● **Task**
Look through the material and copy each line holding "another".

::::::

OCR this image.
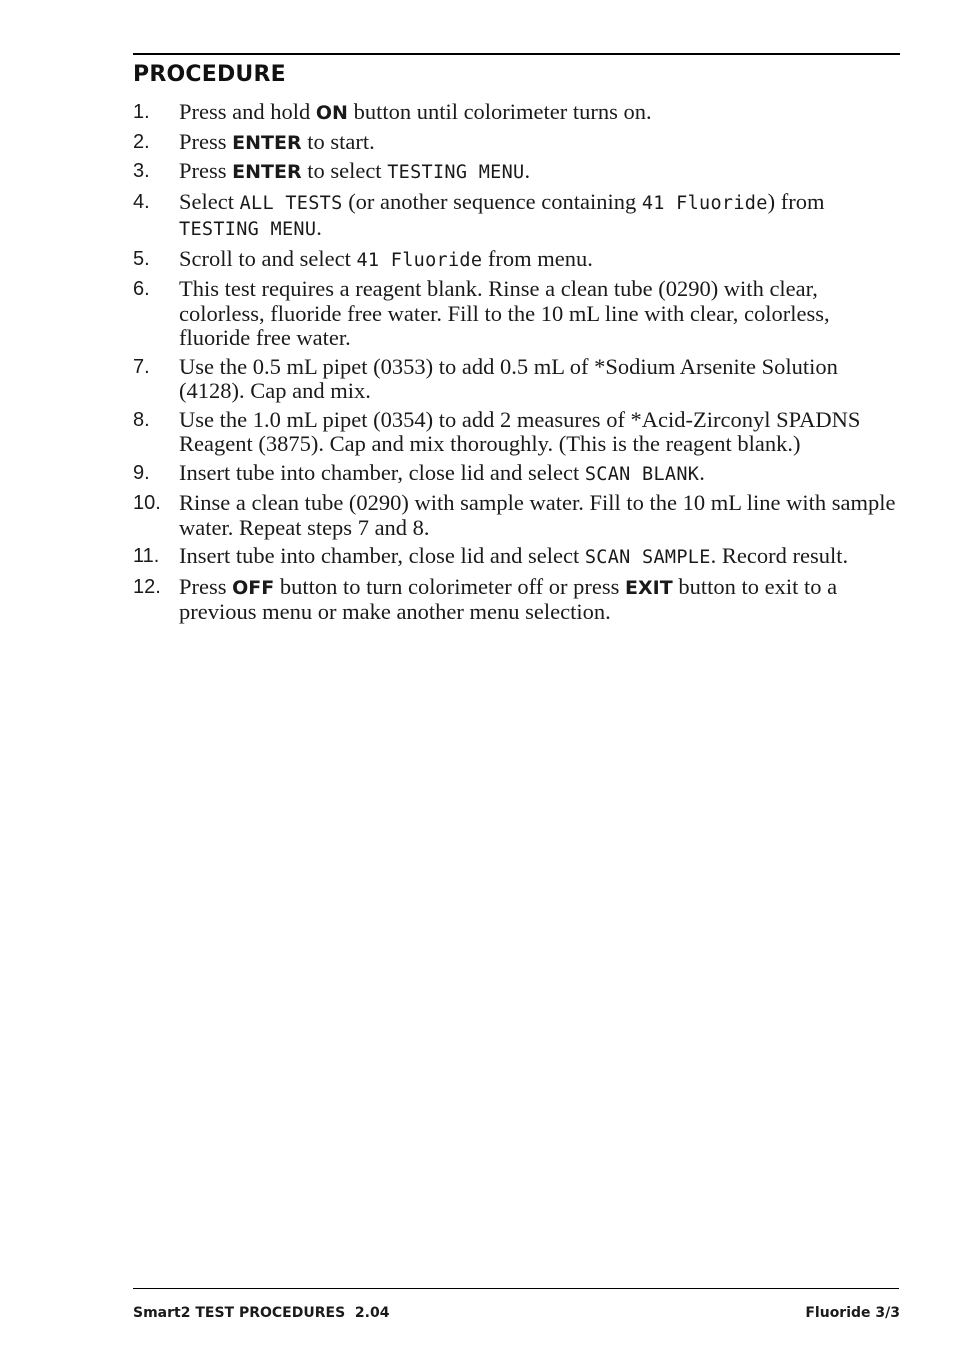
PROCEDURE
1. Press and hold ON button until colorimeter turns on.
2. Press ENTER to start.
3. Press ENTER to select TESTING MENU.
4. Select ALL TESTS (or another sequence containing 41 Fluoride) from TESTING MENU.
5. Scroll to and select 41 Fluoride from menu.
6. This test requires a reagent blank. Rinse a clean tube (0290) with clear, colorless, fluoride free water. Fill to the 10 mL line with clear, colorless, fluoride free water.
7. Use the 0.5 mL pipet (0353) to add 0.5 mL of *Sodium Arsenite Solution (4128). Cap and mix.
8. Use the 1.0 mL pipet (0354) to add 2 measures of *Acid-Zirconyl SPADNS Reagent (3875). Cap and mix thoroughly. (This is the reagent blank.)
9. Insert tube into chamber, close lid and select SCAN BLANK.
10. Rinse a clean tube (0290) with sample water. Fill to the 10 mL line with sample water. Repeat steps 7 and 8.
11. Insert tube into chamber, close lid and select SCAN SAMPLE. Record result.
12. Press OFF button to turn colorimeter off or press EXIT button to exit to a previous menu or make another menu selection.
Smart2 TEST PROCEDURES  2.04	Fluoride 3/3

::::::

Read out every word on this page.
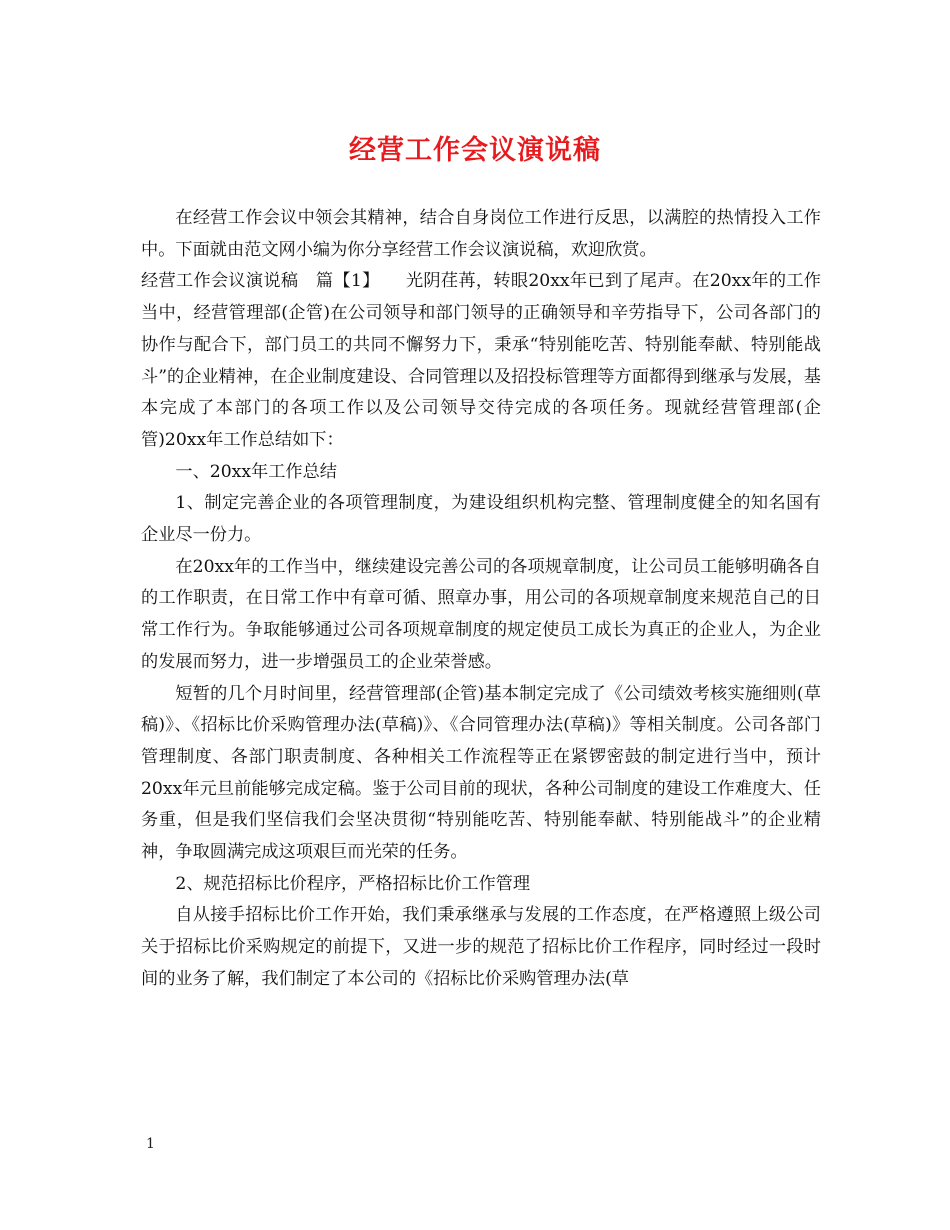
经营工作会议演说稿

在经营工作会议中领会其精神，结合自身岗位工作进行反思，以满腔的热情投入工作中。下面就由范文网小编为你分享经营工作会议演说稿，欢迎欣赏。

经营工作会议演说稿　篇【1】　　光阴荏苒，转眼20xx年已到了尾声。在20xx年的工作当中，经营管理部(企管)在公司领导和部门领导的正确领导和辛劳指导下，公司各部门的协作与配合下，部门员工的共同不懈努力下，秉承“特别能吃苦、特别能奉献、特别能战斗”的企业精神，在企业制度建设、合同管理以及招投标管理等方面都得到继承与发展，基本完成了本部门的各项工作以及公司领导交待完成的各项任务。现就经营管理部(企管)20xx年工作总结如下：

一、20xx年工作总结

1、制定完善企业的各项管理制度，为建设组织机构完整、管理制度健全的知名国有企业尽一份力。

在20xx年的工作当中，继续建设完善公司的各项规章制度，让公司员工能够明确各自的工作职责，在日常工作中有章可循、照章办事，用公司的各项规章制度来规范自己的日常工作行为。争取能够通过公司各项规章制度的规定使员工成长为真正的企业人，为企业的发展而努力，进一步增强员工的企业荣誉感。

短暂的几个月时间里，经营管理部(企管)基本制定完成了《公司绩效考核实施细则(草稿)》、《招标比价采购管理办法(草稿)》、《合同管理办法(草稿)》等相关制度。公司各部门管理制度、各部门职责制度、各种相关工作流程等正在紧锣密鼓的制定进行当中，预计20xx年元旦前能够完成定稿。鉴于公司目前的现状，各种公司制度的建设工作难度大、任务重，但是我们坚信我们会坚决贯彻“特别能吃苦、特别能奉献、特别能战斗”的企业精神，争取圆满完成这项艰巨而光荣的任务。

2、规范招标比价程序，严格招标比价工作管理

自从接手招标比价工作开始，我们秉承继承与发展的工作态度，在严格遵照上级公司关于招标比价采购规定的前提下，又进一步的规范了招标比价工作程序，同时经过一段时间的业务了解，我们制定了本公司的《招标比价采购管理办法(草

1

::::::

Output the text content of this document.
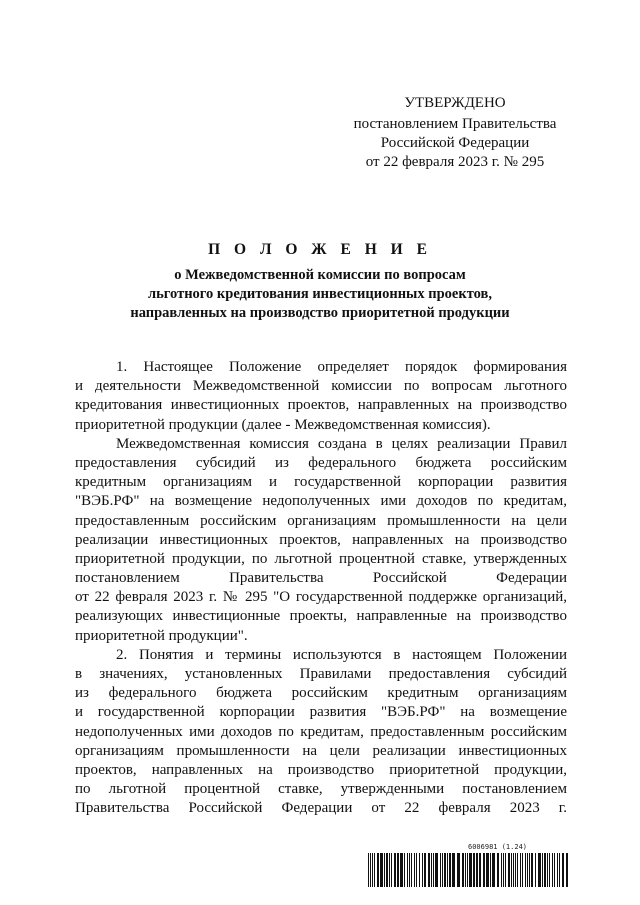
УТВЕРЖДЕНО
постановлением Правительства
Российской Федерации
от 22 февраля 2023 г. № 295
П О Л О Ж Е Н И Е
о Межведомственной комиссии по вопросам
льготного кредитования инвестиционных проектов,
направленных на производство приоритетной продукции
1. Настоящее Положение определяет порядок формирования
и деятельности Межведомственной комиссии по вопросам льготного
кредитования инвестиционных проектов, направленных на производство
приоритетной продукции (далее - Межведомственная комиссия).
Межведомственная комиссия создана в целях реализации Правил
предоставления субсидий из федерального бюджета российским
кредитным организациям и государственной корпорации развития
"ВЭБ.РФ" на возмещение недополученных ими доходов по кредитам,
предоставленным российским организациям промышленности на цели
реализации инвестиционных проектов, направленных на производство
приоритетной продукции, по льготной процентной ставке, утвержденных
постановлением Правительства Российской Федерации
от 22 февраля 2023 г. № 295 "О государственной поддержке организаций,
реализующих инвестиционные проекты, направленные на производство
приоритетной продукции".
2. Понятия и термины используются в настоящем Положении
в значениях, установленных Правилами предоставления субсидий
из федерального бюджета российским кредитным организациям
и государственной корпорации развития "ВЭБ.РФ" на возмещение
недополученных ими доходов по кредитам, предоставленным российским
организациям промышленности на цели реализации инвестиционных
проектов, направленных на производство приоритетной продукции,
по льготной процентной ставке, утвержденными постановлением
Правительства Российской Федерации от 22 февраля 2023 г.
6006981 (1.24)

::::::

● **Complete answer**
4. Select ALL TESTS (or another sequence containing 41 Fluoride) from TESTING MENU.
12. Press OFF button to turn colorimeter off or press EXIT button to exit to a previous menu or make another menu selection.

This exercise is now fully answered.